## [WHAT YOU WILL DO]
Each entry below is to be given again word for word, with no pictures.

## [TASK MATERIAL]
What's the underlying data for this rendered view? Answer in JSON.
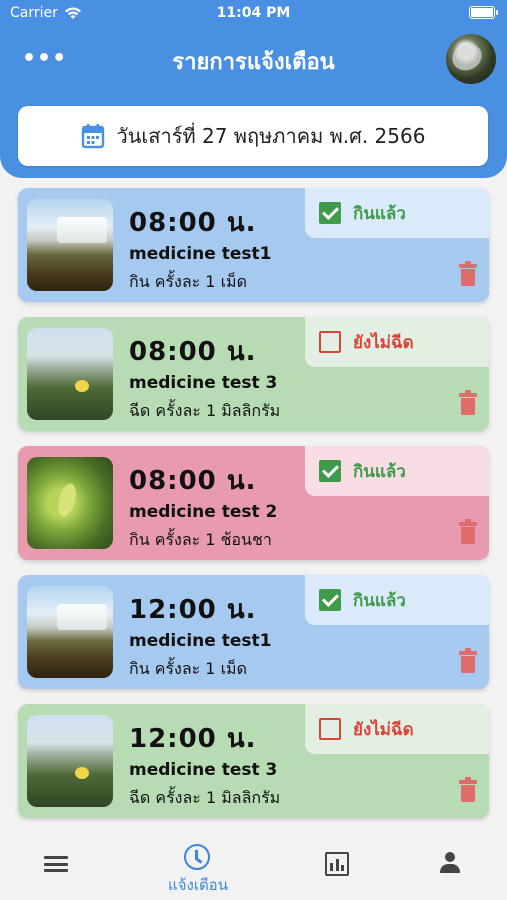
{
  "status_bar": {
    "carrier": "Carrier",
    "time": "11:04 PM"
  },
  "header": {
    "title": "รายการแจ้งเตือน"
  },
  "date_card": {
    "text": "วันเสาร์ที่ 27 พฤษภาคม พ.ศ. 2566"
  },
  "colors": {
    "header_blue": "#4a90e2",
    "taken_green": "#3f9a4a",
    "pending_red": "#d9443a"
  },
  "reminders": [
    {
      "time": "08:00 น.",
      "name": "medicine test1",
      "dose": "กิน ครั้งละ 1 เม็ด",
      "status": "กินแล้ว",
      "checked": true
    },
    {
      "time": "08:00 น.",
      "name": "medicine test 3",
      "dose": "ฉีด ครั้งละ 1 มิลลิกรัม",
      "status": "ยังไม่ฉีด",
      "checked": false
    },
    {
      "time": "08:00 น.",
      "name": "medicine test 2",
      "dose": "กิน ครั้งละ 1 ช้อนชา",
      "status": "กินแล้ว",
      "checked": true
    },
    {
      "time": "12:00 น.",
      "name": "medicine test1",
      "dose": "กิน ครั้งละ 1 เม็ด",
      "status": "กินแล้ว",
      "checked": true
    },
    {
      "time": "12:00 น.",
      "name": "medicine test 3",
      "dose": "ฉีด ครั้งละ 1 มิลลิกรัม",
      "status": "ยังไม่ฉีด",
      "checked": false
    }
  ],
  "bottom_nav": {
    "alarm_label": "แจ้งเตือน"
  },
  "icons": [
    "more-icon",
    "calendar-icon",
    "checkbox-icon",
    "trash-icon",
    "list-icon",
    "alarm-icon",
    "bar-chart-icon",
    "user-icon"
  ]
}
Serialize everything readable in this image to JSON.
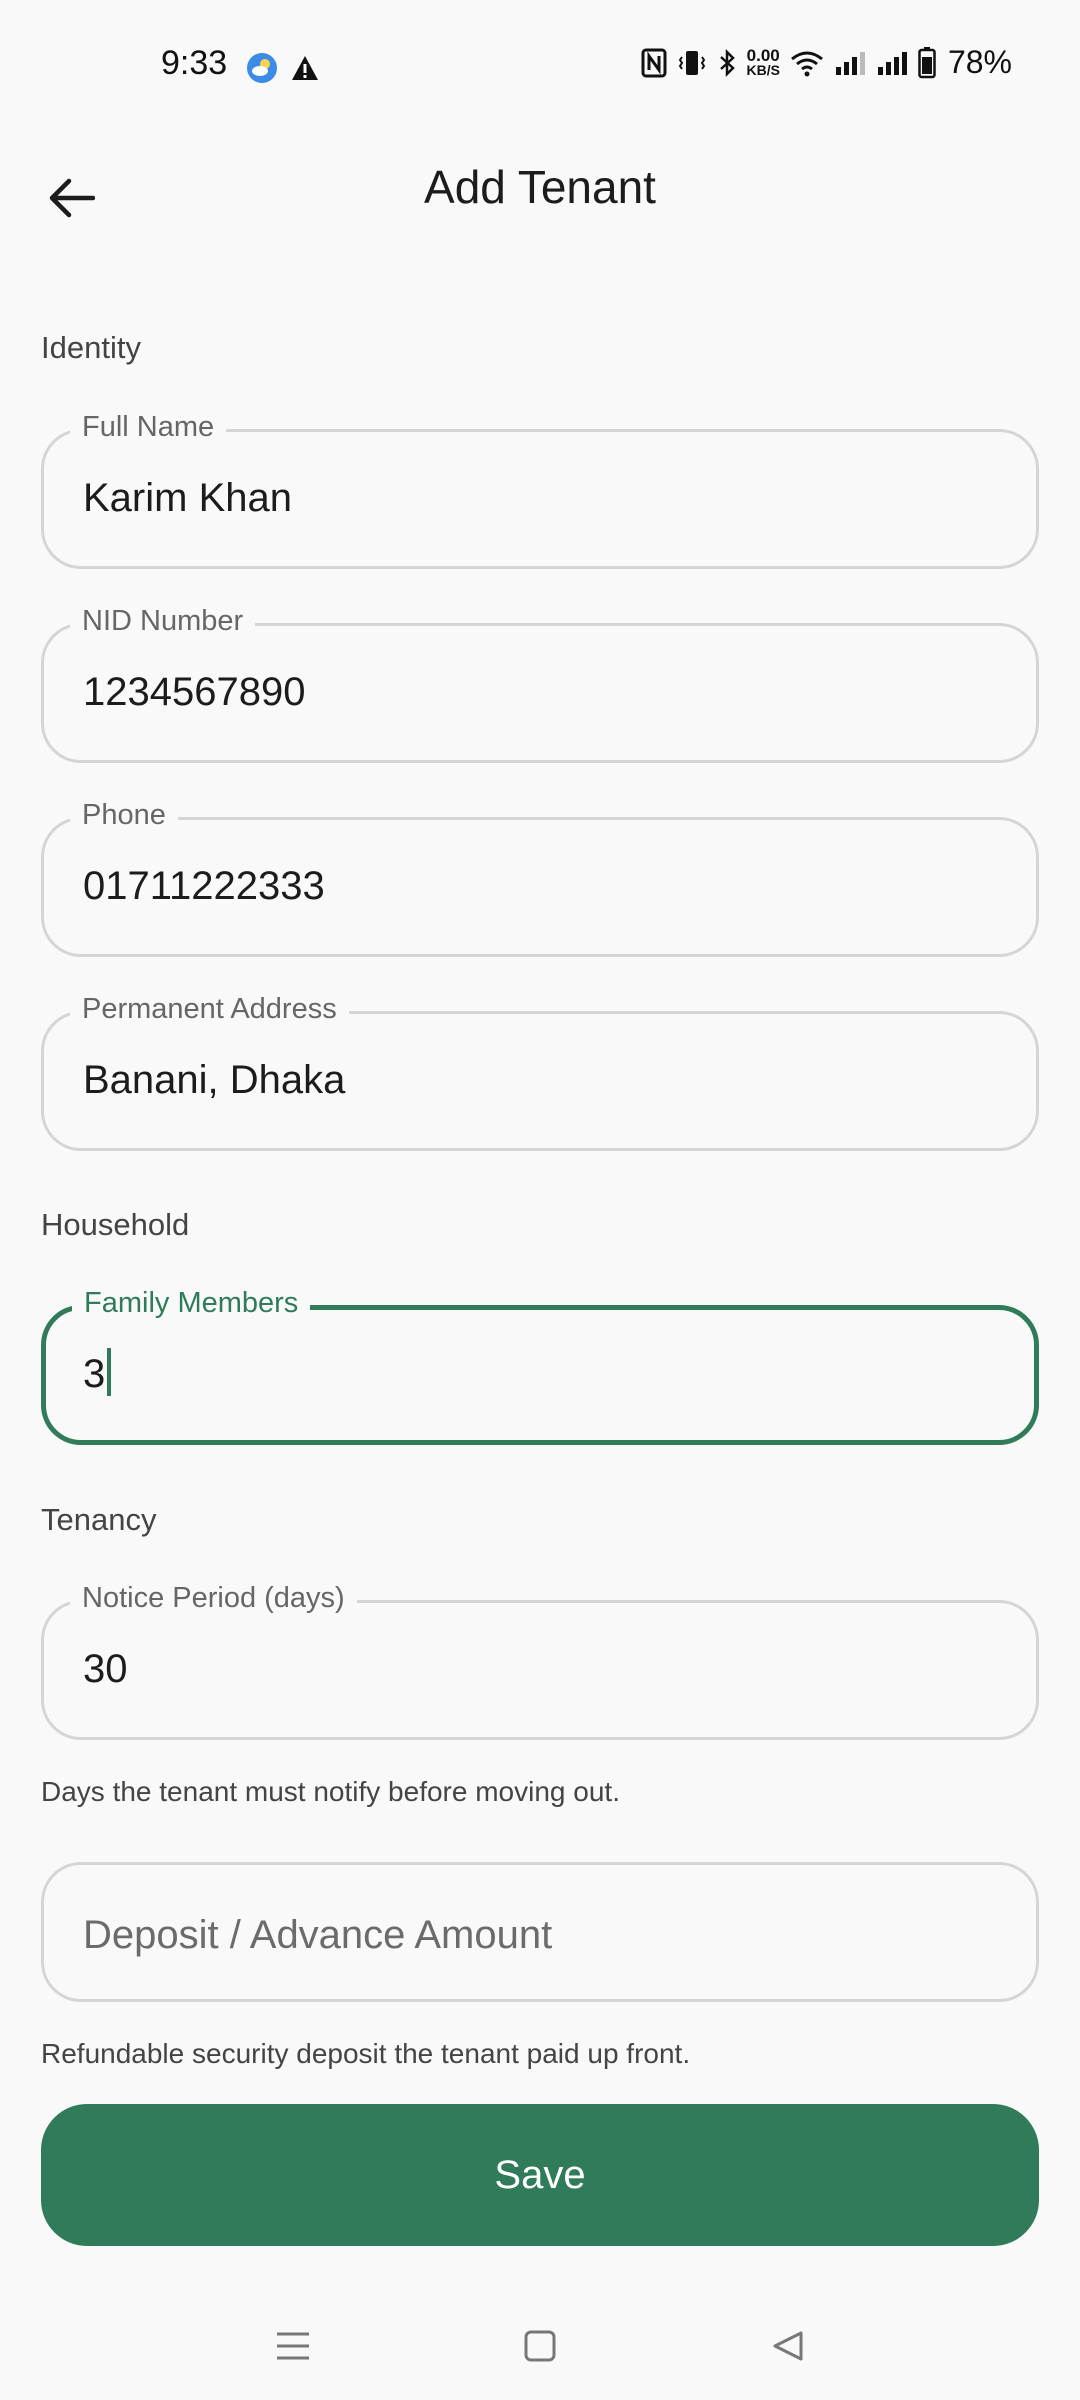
{
  "status_bar": {
    "time": "9:33",
    "net_speed_value": "0.00",
    "net_speed_unit": "KB/S",
    "battery_percent": "78%"
  },
  "app_bar": {
    "title": "Add Tenant",
    "back_icon": "arrow-left-icon"
  },
  "sections": {
    "identity": "Identity",
    "household": "Household",
    "tenancy": "Tenancy"
  },
  "fields": {
    "full_name": {
      "label": "Full Name",
      "value": "Karim Khan"
    },
    "nid_number": {
      "label": "NID Number",
      "value": "1234567890"
    },
    "phone": {
      "label": "Phone",
      "value": "01711222333"
    },
    "permanent_address": {
      "label": "Permanent Address",
      "value": "Banani, Dhaka"
    },
    "family_members": {
      "label": "Family Members",
      "value": "3"
    },
    "notice_period": {
      "label": "Notice Period (days)",
      "value": "30",
      "helper": "Days the tenant must notify before moving out."
    },
    "deposit": {
      "placeholder": "Deposit / Advance Amount",
      "helper": "Refundable security deposit the tenant paid up front."
    }
  },
  "actions": {
    "save_label": "Save"
  },
  "colors": {
    "accent": "#2f7b5a",
    "border": "#d4d6d4",
    "background": "#f9f9f9"
  }
}
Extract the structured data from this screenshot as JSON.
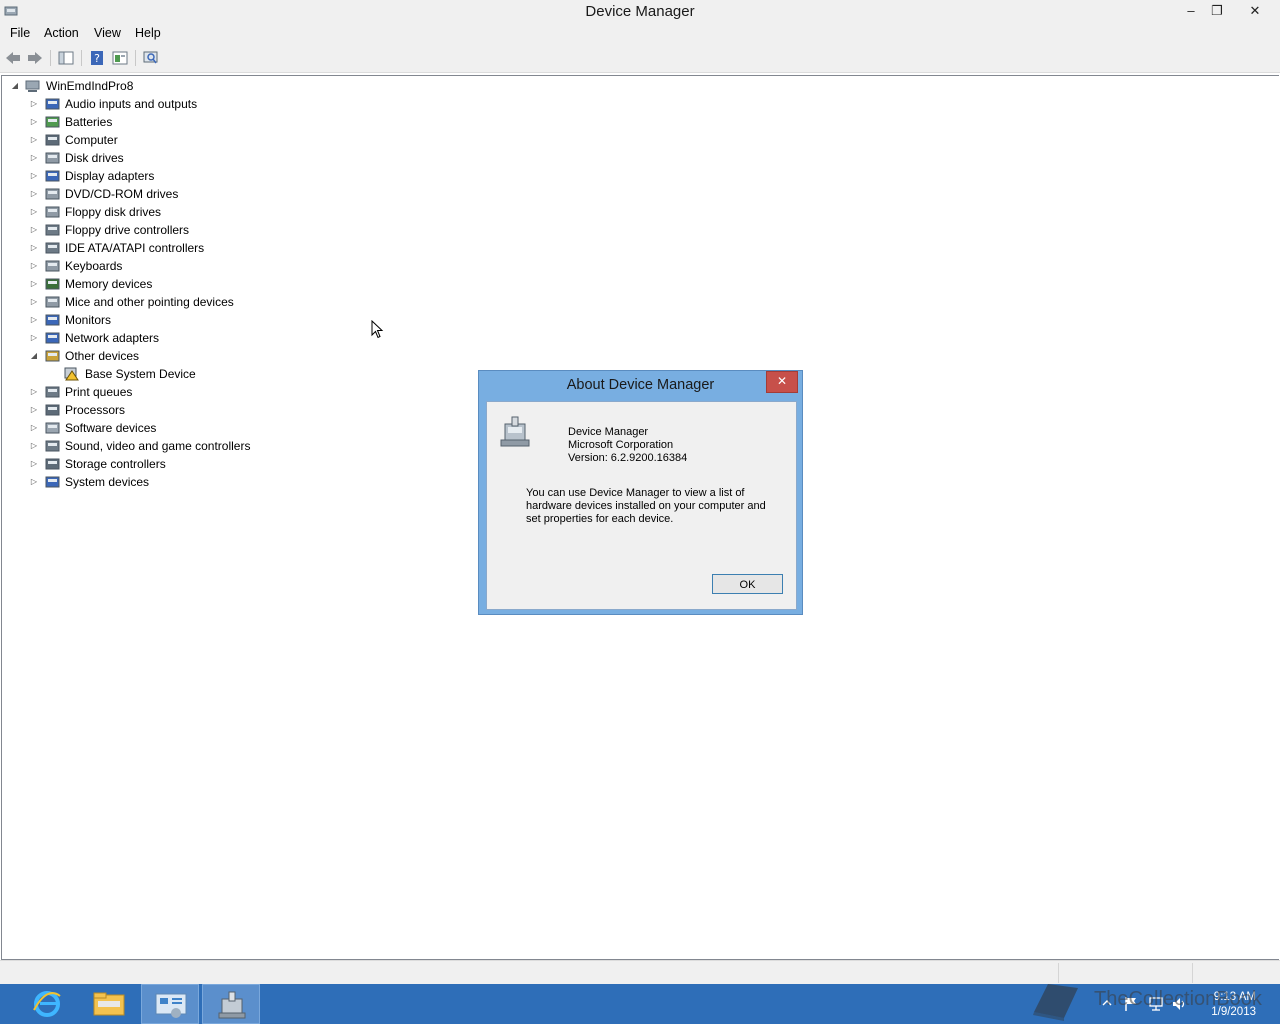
{
  "window": {
    "title": "Device Manager",
    "controls": {
      "minimize": "–",
      "restore": "❐",
      "close": "✕"
    }
  },
  "menu": [
    "File",
    "Action",
    "View",
    "Help"
  ],
  "toolbar": {
    "icons": [
      "back-arrow-icon",
      "forward-arrow-icon",
      "show-hide-console-tree-icon",
      "help-icon",
      "properties-icon",
      "scan-hardware-icon"
    ]
  },
  "tree": {
    "root": "WinEmdIndPro8",
    "categories": [
      "Audio inputs and outputs",
      "Batteries",
      "Computer",
      "Disk drives",
      "Display adapters",
      "DVD/CD-ROM drives",
      "Floppy disk drives",
      "Floppy drive controllers",
      "IDE ATA/ATAPI controllers",
      "Keyboards",
      "Memory devices",
      "Mice and other pointing devices",
      "Monitors",
      "Network adapters",
      "Other devices",
      "Print queues",
      "Processors",
      "Software devices",
      "Sound, video and game controllers",
      "Storage controllers",
      "System devices"
    ],
    "expanded": "Other devices",
    "child": "Base System Device"
  },
  "dialog": {
    "title": "About Device Manager",
    "close": "✕",
    "product": "Device Manager",
    "company": "Microsoft Corporation",
    "version": "Version: 6.2.9200.16384",
    "description_lines": [
      "You can use Device Manager to view a list of",
      "hardware devices installed on your computer and",
      "set properties for each device."
    ],
    "ok": "OK"
  },
  "taskbar": {
    "apps": [
      "internet-explorer-icon",
      "file-explorer-icon",
      "control-panel-icon",
      "device-manager-icon"
    ],
    "time": "9:13 AM",
    "date": "1/9/2013",
    "tray_icons": [
      "show-hidden-icons-icon",
      "action-center-flag-icon",
      "network-icon",
      "volume-icon"
    ]
  },
  "watermark": "TheCollectionBook",
  "colors": {
    "taskbar": "#2e6eb8",
    "dialog_frame": "#78aee1",
    "dialog_close": "#c7504a",
    "chrome": "#f0f0f0"
  }
}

## [CORRECT RESULT]
What's the underlying data for this rendered view? Answer in JSON.
{
  "status_bar": {
    "carrier": "Carrier",
    "time": "11:04 PM"
  },
  "header": {
    "title": "รายการแจ้งเตือน"
  },
  "date_card": {
    "text": "วันเสาร์ที่ 27 พฤษภาคม พ.ศ. 2566"
  },
  "colors": {
    "header_blue": "#4a90e2",
    "taken_green": "#3f9a4a",
    "pending_red": "#d9443a"
  },
  "reminders": [
    {
      "time": "08:00 น.",
      "name": "medicine test1",
      "dose": "กิน ครั้งละ 1 เม็ด",
      "status": "กินแล้ว",
      "checked": true
    },
    {
      "time": "08:00 น.",
      "name": "medicine test 3",
      "dose": "ฉีด ครั้งละ 1 มิลลิกรัม",
      "status": "ยังไม่ฉีด",
      "checked": false
    },
    {
      "time": "08:00 น.",
      "name": "medicine test 2",
      "dose": "กิน ครั้งละ 1 ช้อนชา",
      "status": "กินแล้ว",
      "checked": true
    },
    {
      "time": "12:00 น.",
      "name": "medicine test1",
      "dose": "กิน ครั้งละ 1 เม็ด",
      "status": "กินแล้ว",
      "checked": true
    },
    {
      "time": "12:00 น.",
      "name": "medicine test 3",
      "dose": "ฉีด ครั้งละ 1 มิลลิกรัม",
      "status": "ยังไม่ฉีด",
      "checked": false
    }
  ],
  "bottom_nav": {
    "alarm_label": "แจ้งเตือน"
  },
  "icons": [
    "more-icon",
    "calendar-icon",
    "checkbox-icon",
    "trash-icon",
    "list-icon",
    "alarm-icon",
    "bar-chart-icon",
    "user-icon"
  ]
}
Serialize everything readable in this image to JSON.
{
  "status_bar": {
    "time": "9:33",
    "net_speed_value": "0.00",
    "net_speed_unit": "KB/S",
    "battery_percent": "78%"
  },
  "app_bar": {
    "title": "Add Tenant",
    "back_icon": "arrow-left-icon"
  },
  "sections": {
    "identity": "Identity",
    "household": "Household",
    "tenancy": "Tenancy"
  },
  "fields": {
    "full_name": {
      "label": "Full Name",
      "value": "Karim Khan"
    },
    "nid_number": {
      "label": "NID Number",
      "value": "1234567890"
    },
    "phone": {
      "label": "Phone",
      "value": "01711222333"
    },
    "permanent_address": {
      "label": "Permanent Address",
      "value": "Banani, Dhaka"
    },
    "family_members": {
      "label": "Family Members",
      "value": "3"
    },
    "notice_period": {
      "label": "Notice Period (days)",
      "value": "30",
      "helper": "Days the tenant must notify before moving out."
    },
    "deposit": {
      "placeholder": "Deposit / Advance Amount",
      "helper": "Refundable security deposit the tenant paid up front."
    }
  },
  "actions": {
    "save_label": "Save"
  },
  "colors": {
    "accent": "#2f7b5a",
    "border": "#d4d6d4",
    "background": "#f9f9f9"
  }
}
Extract the structured data from this screenshot as JSON.
{
  "window": {
    "title": "Device Manager",
    "controls": {
      "minimize": "–",
      "restore": "❐",
      "close": "✕"
    }
  },
  "menu": [
    "File",
    "Action",
    "View",
    "Help"
  ],
  "toolbar": {
    "icons": [
      "back-arrow-icon",
      "forward-arrow-icon",
      "show-hide-console-tree-icon",
      "help-icon",
      "properties-icon",
      "scan-hardware-icon"
    ]
  },
  "tree": {
    "root": "WinEmdIndPro8",
    "categories": [
      "Audio inputs and outputs",
      "Batteries",
      "Computer",
      "Disk drives",
      "Display adapters",
      "DVD/CD-ROM drives",
      "Floppy disk drives",
      "Floppy drive controllers",
      "IDE ATA/ATAPI controllers",
      "Keyboards",
      "Memory devices",
      "Mice and other pointing devices",
      "Monitors",
      "Network adapters",
      "Other devices",
      "Print queues",
      "Processors",
      "Software devices",
      "Sound, video and game controllers",
      "Storage controllers",
      "System devices"
    ],
    "expanded": "Other devices",
    "child": "Base System Device"
  },
  "dialog": {
    "title": "About Device Manager",
    "close": "✕",
    "product": "Device Manager",
    "company": "Microsoft Corporation",
    "version": "Version: 6.2.9200.16384",
    "description_lines": [
      "You can use Device Manager to view a list of",
      "hardware devices installed on your computer and",
      "set properties for each device."
    ],
    "ok": "OK"
  },
  "taskbar": {
    "apps": [
      "internet-explorer-icon",
      "file-explorer-icon",
      "control-panel-icon",
      "device-manager-icon"
    ],
    "time": "9:13 AM",
    "date": "1/9/2013",
    "tray_icons": [
      "show-hidden-icons-icon",
      "action-center-flag-icon",
      "network-icon",
      "volume-icon"
    ]
  },
  "watermark": "TheCollectionBook",
  "colors": {
    "taskbar": "#2e6eb8",
    "dialog_frame": "#78aee1",
    "dialog_close": "#c7504a",
    "chrome": "#f0f0f0"
  }
}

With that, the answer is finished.